_SOURCE DATA_
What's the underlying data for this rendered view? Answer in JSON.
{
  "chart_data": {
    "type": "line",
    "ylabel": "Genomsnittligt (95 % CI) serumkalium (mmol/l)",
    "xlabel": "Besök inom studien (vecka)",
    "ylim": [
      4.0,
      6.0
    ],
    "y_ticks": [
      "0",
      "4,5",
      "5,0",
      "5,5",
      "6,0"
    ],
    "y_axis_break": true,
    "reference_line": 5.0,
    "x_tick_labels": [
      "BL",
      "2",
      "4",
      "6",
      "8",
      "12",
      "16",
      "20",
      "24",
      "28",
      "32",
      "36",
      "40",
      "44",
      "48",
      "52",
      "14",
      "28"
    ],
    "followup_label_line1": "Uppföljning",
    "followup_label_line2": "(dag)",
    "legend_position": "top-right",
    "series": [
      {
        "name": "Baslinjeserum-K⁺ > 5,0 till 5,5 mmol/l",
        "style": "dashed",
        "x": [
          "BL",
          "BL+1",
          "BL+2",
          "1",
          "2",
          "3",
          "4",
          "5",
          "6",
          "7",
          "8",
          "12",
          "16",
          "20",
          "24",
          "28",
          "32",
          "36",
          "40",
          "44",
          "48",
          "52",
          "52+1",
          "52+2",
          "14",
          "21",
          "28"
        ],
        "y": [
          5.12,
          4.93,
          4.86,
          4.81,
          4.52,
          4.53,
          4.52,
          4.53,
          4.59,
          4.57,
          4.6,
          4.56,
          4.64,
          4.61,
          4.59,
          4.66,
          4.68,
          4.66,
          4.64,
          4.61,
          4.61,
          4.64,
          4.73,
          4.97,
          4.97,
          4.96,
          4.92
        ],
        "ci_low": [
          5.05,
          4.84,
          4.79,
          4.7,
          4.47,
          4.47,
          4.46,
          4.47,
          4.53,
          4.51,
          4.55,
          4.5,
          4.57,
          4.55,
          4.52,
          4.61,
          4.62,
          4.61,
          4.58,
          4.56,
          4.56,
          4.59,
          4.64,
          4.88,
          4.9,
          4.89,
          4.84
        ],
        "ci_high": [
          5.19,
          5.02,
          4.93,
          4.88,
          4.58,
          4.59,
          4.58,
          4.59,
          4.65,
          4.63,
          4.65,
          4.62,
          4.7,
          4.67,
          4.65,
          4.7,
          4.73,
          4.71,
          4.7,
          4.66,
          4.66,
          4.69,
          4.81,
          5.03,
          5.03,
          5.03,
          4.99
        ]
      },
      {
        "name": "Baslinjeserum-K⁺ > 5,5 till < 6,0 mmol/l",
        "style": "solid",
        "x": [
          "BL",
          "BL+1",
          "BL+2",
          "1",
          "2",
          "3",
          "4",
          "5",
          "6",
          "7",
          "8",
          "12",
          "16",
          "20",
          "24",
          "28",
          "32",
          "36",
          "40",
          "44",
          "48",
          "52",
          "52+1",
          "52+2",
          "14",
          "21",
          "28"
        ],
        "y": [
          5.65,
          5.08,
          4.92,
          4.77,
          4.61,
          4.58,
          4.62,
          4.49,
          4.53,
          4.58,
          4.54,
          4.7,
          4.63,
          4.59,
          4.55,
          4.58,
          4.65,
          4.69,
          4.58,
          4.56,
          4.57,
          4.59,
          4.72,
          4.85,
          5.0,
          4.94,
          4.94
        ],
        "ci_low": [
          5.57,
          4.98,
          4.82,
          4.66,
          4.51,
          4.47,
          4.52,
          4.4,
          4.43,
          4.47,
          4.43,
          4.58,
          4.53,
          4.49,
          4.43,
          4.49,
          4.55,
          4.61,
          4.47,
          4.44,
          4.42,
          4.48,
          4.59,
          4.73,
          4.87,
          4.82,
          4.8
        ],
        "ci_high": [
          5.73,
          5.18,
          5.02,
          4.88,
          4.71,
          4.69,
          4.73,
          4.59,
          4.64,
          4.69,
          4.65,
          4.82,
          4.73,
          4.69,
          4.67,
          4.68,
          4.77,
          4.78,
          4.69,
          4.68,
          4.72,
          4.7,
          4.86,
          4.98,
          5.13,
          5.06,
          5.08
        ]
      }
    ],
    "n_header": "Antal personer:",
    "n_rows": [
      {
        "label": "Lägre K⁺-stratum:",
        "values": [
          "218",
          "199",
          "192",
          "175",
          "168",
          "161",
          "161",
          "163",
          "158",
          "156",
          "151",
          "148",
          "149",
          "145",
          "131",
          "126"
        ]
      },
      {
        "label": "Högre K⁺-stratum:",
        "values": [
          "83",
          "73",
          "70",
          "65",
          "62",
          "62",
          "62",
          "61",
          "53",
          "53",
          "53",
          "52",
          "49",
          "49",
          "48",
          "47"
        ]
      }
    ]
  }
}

_EXERCISE_
Look through the material and say how many lines hold "till". Give the number only.

_ANSWER TO THE PROBLEM_
2